_Data for this task_
>>>

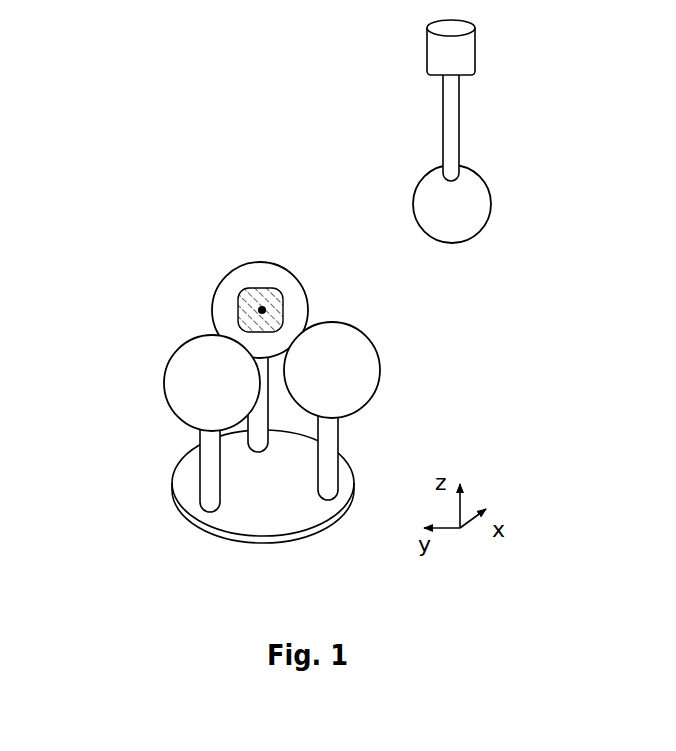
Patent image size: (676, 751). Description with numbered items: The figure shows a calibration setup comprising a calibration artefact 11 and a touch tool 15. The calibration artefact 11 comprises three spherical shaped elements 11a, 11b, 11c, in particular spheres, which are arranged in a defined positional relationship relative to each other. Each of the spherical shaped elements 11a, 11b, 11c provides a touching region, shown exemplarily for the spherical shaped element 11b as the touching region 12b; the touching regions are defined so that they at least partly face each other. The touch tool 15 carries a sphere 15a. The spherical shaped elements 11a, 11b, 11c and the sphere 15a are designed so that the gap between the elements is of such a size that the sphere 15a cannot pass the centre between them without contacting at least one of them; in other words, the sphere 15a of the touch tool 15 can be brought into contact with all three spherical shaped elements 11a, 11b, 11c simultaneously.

The calibration artefact 11 is at (103, 272).
The spherical shaped element 11a is at (180, 390).
The spherical shaped element 11b is at (283, 338).
The spherical shaped element 11c is at (358, 372).
The touching region 12b is at (273, 300).
The touch tool 15 is at (451, 134).
The sphere 15a is at (478, 217).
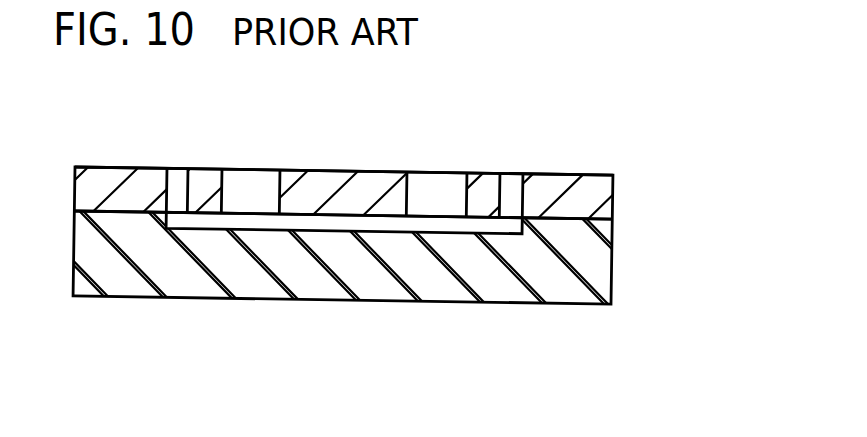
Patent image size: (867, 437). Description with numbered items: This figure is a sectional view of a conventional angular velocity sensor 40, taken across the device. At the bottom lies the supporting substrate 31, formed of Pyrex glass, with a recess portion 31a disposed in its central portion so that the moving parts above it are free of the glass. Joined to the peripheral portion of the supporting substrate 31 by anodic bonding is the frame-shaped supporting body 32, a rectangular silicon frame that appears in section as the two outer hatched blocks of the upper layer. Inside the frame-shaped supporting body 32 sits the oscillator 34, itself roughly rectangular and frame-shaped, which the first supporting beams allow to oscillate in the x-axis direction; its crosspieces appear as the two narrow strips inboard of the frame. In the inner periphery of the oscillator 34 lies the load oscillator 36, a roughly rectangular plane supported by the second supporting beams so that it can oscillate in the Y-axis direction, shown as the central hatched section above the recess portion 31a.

The angular velocity sensor 40 is at (603, 166).
The supporting substrate 31 is at (614, 263).
The recess portion 31a is at (425, 232).
The frame-shaped supporting body 32 is at (101, 170).
The oscillator 34 is at (213, 168).
The load oscillator 36 is at (345, 170).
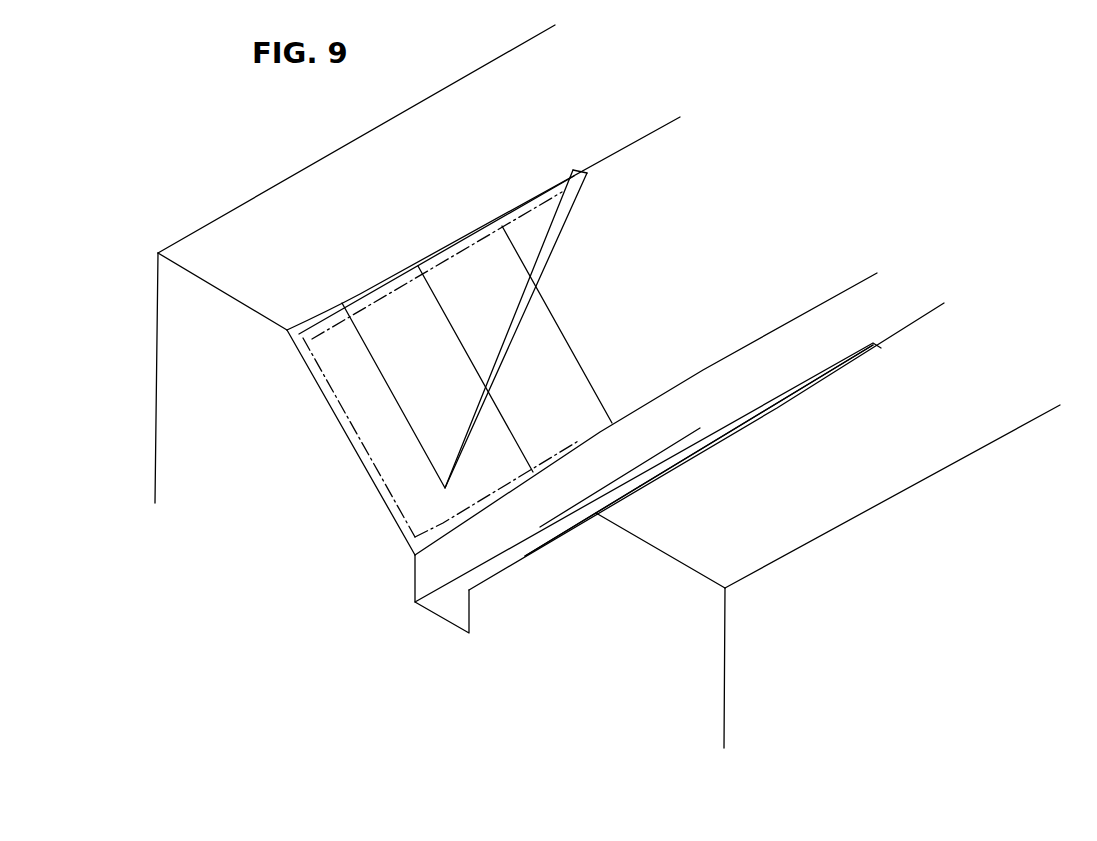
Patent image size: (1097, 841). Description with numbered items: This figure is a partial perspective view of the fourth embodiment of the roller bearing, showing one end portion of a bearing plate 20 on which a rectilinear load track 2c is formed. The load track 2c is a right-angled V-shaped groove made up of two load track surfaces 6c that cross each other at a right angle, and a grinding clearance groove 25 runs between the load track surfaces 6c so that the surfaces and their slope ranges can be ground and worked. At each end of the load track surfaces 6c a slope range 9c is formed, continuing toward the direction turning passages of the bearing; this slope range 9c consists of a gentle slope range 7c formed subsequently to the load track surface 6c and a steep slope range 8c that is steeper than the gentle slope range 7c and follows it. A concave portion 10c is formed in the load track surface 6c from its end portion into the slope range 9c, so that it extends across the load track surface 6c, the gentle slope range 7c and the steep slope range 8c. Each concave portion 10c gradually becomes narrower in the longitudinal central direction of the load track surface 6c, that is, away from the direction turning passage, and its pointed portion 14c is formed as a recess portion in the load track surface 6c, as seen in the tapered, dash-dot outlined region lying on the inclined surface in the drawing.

The load track 2c is at (818, 214).
The load track surface 6c is at (685, 327).
The gentle slope range 7c is at (558, 399).
The steep slope range 8c is at (439, 511).
The slope range 9c is at (652, 612).
The concave portion 10c is at (408, 302).
The pointed portion 14c is at (576, 168).
The bearing plate 20 is at (240, 206).
The grinding clearance groove 25 is at (446, 612).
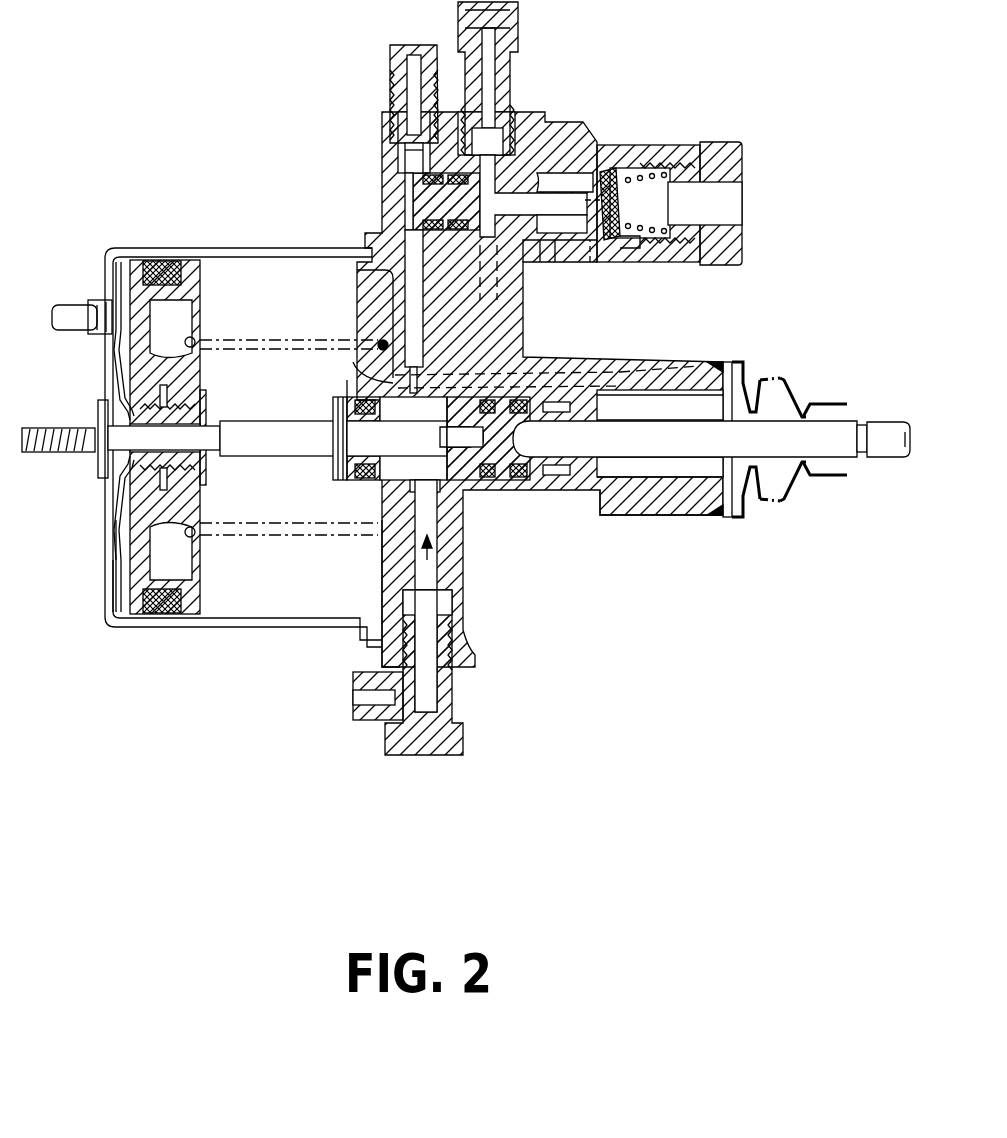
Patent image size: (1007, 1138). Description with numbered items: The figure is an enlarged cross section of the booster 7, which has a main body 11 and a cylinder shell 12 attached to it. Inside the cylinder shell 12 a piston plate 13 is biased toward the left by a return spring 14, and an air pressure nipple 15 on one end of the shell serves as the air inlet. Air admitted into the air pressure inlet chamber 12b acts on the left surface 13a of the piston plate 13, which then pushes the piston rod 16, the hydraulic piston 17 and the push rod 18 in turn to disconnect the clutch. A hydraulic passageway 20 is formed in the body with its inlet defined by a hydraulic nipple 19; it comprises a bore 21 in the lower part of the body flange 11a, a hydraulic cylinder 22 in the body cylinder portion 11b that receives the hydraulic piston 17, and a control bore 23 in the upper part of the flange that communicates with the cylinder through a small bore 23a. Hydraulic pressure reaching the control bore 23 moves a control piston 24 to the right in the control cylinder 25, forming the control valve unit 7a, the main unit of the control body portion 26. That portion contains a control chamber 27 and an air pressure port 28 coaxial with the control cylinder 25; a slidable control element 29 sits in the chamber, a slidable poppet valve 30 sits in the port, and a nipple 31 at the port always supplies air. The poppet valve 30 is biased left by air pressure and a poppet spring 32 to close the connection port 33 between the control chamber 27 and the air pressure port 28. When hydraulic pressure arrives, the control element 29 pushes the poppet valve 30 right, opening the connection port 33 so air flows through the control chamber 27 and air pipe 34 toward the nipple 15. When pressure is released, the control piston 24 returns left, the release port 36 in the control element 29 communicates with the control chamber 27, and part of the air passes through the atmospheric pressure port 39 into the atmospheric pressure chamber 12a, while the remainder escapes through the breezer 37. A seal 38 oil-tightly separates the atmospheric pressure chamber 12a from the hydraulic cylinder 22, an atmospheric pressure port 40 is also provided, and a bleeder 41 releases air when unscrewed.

The booster 7 is at (256, 106).
The control valve unit 7a is at (668, 110).
The main body 11 is at (372, 140).
The body flange 11a is at (455, 532).
The body cylinder portion 11b is at (552, 478).
The cylinder shell 12 is at (212, 248).
The atmospheric pressure chamber 12a is at (306, 592).
The air pressure inlet chamber 12b is at (112, 575).
The piston plate 13 is at (135, 357).
The left surface of piston plate 13a is at (120, 528).
The return spring 14 is at (195, 337).
The air pressure nipple 15 is at (78, 280).
The piston rod 16 is at (255, 432).
The hydraulic piston 17 is at (512, 470).
The push rod 18 is at (655, 442).
The hydraulic nipple 19 is at (368, 722).
The hydraulic passageway 20 is at (430, 558).
The bore 21 is at (440, 585).
The hydraulic cylinder 22 is at (352, 485).
The control bore 23 is at (408, 286).
The small bore 23a is at (408, 380).
The control piston 24 is at (405, 185).
The control cylinder 25 is at (405, 222).
The control body portion 26 is at (590, 86).
The control chamber 27 is at (580, 160).
The air pressure port 28 is at (700, 160).
The control element 29 is at (530, 165).
The poppet valve 30 is at (628, 168).
The nipple 31 is at (740, 160).
The poppet spring 32 is at (668, 192).
The connection port 33 is at (624, 250).
The air pipe 34 is at (592, 275).
The release port 36 is at (540, 262).
The breezer 37 is at (518, 68).
The seal 38 is at (352, 455).
The atmospheric pressure port 39 is at (452, 305).
The atmospheric pressure port 40 is at (650, 368).
The bleeder 41 is at (392, 98).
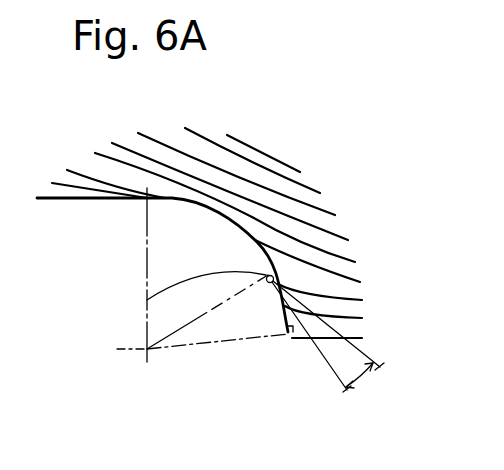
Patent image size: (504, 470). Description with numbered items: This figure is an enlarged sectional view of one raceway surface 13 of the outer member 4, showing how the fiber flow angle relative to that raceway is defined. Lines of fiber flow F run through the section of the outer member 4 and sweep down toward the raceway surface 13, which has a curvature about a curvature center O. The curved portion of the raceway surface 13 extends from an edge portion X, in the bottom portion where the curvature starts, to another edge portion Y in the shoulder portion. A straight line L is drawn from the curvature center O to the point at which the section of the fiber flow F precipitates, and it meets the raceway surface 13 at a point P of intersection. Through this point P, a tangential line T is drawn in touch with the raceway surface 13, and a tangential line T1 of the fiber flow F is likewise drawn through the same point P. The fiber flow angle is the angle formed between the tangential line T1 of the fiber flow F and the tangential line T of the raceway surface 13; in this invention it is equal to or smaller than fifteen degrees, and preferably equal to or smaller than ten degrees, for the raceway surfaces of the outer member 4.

<<<

_What to produce_
Rewrite the listing from its first line down to and including the line that contains "The sphere 15a is at (478, 217).", replacing "calibration setup" with "measuring arrangement" and leaving everything else the same. Give only those lines and leave the pictures out.

_Reply to the task_
Patent image size: (676, 751). Description with numbered items: The figure shows a measuring arrangement comprising a calibration artefact 11 and a touch tool 15. The calibration artefact 11 comprises three spherical shaped elements 11a, 11b, 11c, in particular spheres, which are arranged in a defined positional relationship relative to each other. Each of the spherical shaped elements 11a, 11b, 11c provides a touching region, shown exemplarily for the spherical shaped element 11b as the touching region 12b; the touching regions are defined so that they at least partly face each other. The touch tool 15 carries a sphere 15a. The spherical shaped elements 11a, 11b, 11c and the sphere 15a are designed so that the gap between the elements is of such a size that the sphere 15a cannot pass the centre between them without contacting at least one of them; in other words, the sphere 15a of the touch tool 15 can be brought into contact with all three spherical shaped elements 11a, 11b, 11c simultaneously.

The calibration artefact 11 is at (103, 272).
The spherical shaped element 11a is at (180, 390).
The spherical shaped element 11b is at (283, 338).
The spherical shaped element 11c is at (358, 372).
The touching region 12b is at (273, 300).
The touch tool 15 is at (451, 134).
The sphere 15a is at (478, 217).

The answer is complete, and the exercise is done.